For the copy, please give all of the data again exactly and leave the pictures out.

-- BEGIN Material provided --

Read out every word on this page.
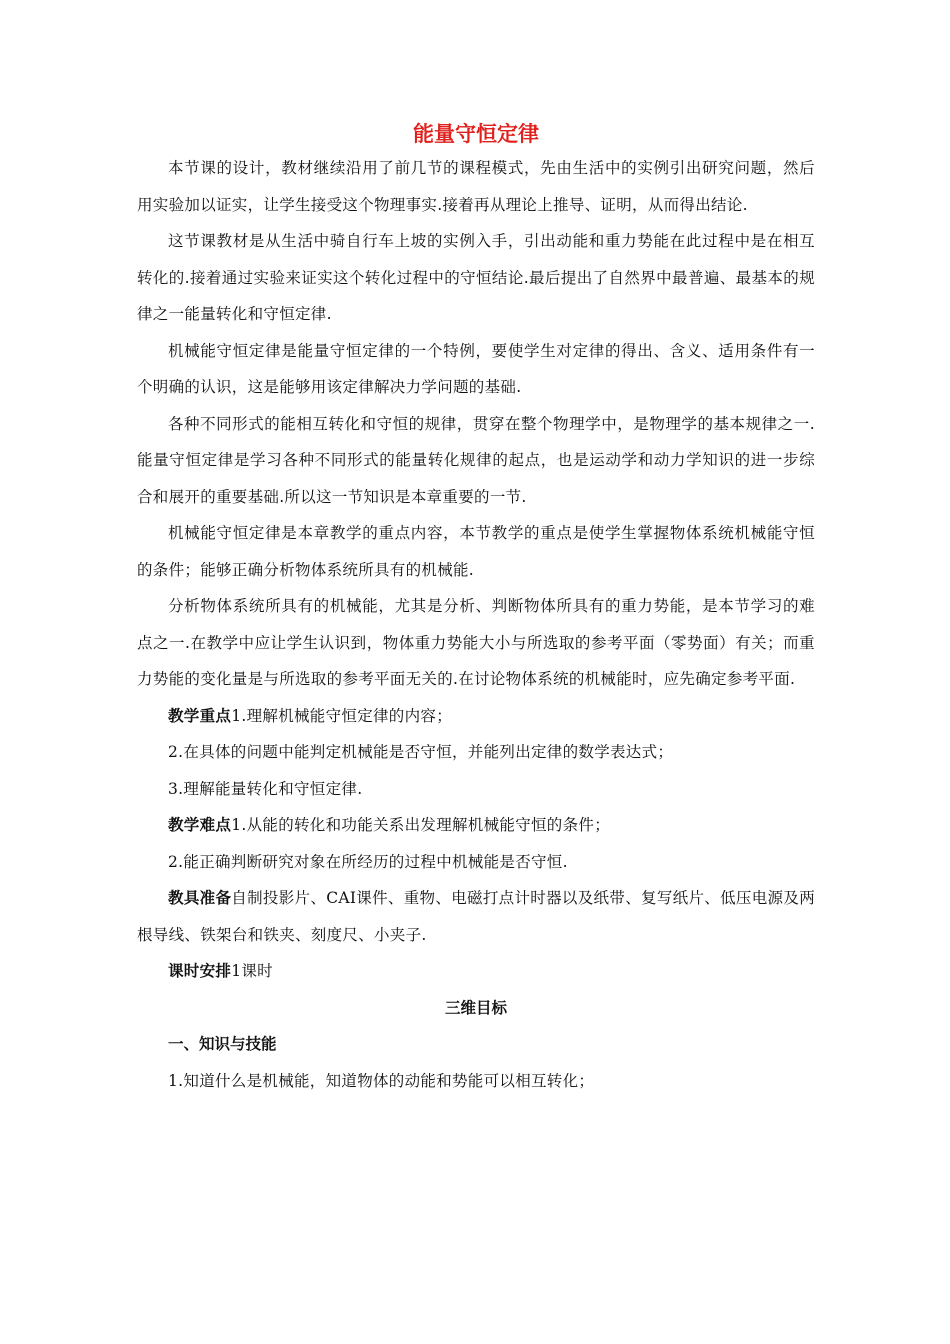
能量守恒定律

本节课的设计，教材继续沿用了前几节的课程模式，先由生活中的实例引出研究问题，然后用实验加以证实，让学生接受这个物理事实.接着再从理论上推导、证明，从而得出结论.

这节课教材是从生活中骑自行车上坡的实例入手，引出动能和重力势能在此过程中是在相互转化的.接着通过实验来证实这个转化过程中的守恒结论.最后提出了自然界中最普遍、最基本的规律之一能量转化和守恒定律.

机械能守恒定律是能量守恒定律的一个特例，要使学生对定律的得出、含义、适用条件有一个明确的认识，这是能够用该定律解决力学问题的基础.

各种不同形式的能相互转化和守恒的规律，贯穿在整个物理学中，是物理学的基本规律之一.能量守恒定律是学习各种不同形式的能量转化规律的起点，也是运动学和动力学知识的进一步综合和展开的重要基础.所以这一节知识是本章重要的一节.

机械能守恒定律是本章教学的重点内容，本节教学的重点是使学生掌握物体系统机械能守恒的条件；能够正确分析物体系统所具有的机械能.

分析物体系统所具有的机械能，尤其是分析、判断物体所具有的重力势能，是本节学习的难点之一.在教学中应让学生认识到，物体重力势能大小与所选取的参考平面（零势面）有关；而重力势能的变化量是与所选取的参考平面无关的.在讨论物体系统的机械能时，应先确定参考平面.

教学重点1.理解机械能守恒定律的内容；

2.在具体的问题中能判定机械能是否守恒，并能列出定律的数学表达式；

3.理解能量转化和守恒定律.

教学难点1.从能的转化和功能关系出发理解机械能守恒的条件；

2.能正确判断研究对象在所经历的过程中机械能是否守恒.

教具准备自制投影片、CAI课件、重物、电磁打点计时器以及纸带、复写纸片、低压电源及两根导线、铁架台和铁夹、刻度尺、小夹子.

课时安排1课时

三维目标

一、知识与技能

1.知道什么是机械能，知道物体的动能和势能可以相互转化；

-- END Material provided --

◆ Exercise result
Read out every word on this page.
能量守恒定律

本节课的设计，教材继续沿用了前几节的课程模式，先由生活中的实例引出研究问题，然后用实验加以证实，让学生接受这个物理事实.接着再从理论上推导、证明，从而得出结论.

这节课教材是从生活中骑自行车上坡的实例入手，引出动能和重力势能在此过程中是在相互转化的.接着通过实验来证实这个转化过程中的守恒结论.最后提出了自然界中最普遍、最基本的规律之一能量转化和守恒定律.

机械能守恒定律是能量守恒定律的一个特例，要使学生对定律的得出、含义、适用条件有一个明确的认识，这是能够用该定律解决力学问题的基础.

各种不同形式的能相互转化和守恒的规律，贯穿在整个物理学中，是物理学的基本规律之一.能量守恒定律是学习各种不同形式的能量转化规律的起点，也是运动学和动力学知识的进一步综合和展开的重要基础.所以这一节知识是本章重要的一节.

机械能守恒定律是本章教学的重点内容，本节教学的重点是使学生掌握物体系统机械能守恒的条件；能够正确分析物体系统所具有的机械能.

分析物体系统所具有的机械能，尤其是分析、判断物体所具有的重力势能，是本节学习的难点之一.在教学中应让学生认识到，物体重力势能大小与所选取的参考平面（零势面）有关；而重力势能的变化量是与所选取的参考平面无关的.在讨论物体系统的机械能时，应先确定参考平面.

教学重点1.理解机械能守恒定律的内容；

2.在具体的问题中能判定机械能是否守恒，并能列出定律的数学表达式；

3.理解能量转化和守恒定律.

教学难点1.从能的转化和功能关系出发理解机械能守恒的条件；

2.能正确判断研究对象在所经历的过程中机械能是否守恒.

教具准备自制投影片、CAI课件、重物、电磁打点计时器以及纸带、复写纸片、低压电源及两根导线、铁架台和铁夹、刻度尺、小夹子.

课时安排1课时

三维目标

一、知识与技能

1.知道什么是机械能，知道物体的动能和势能可以相互转化；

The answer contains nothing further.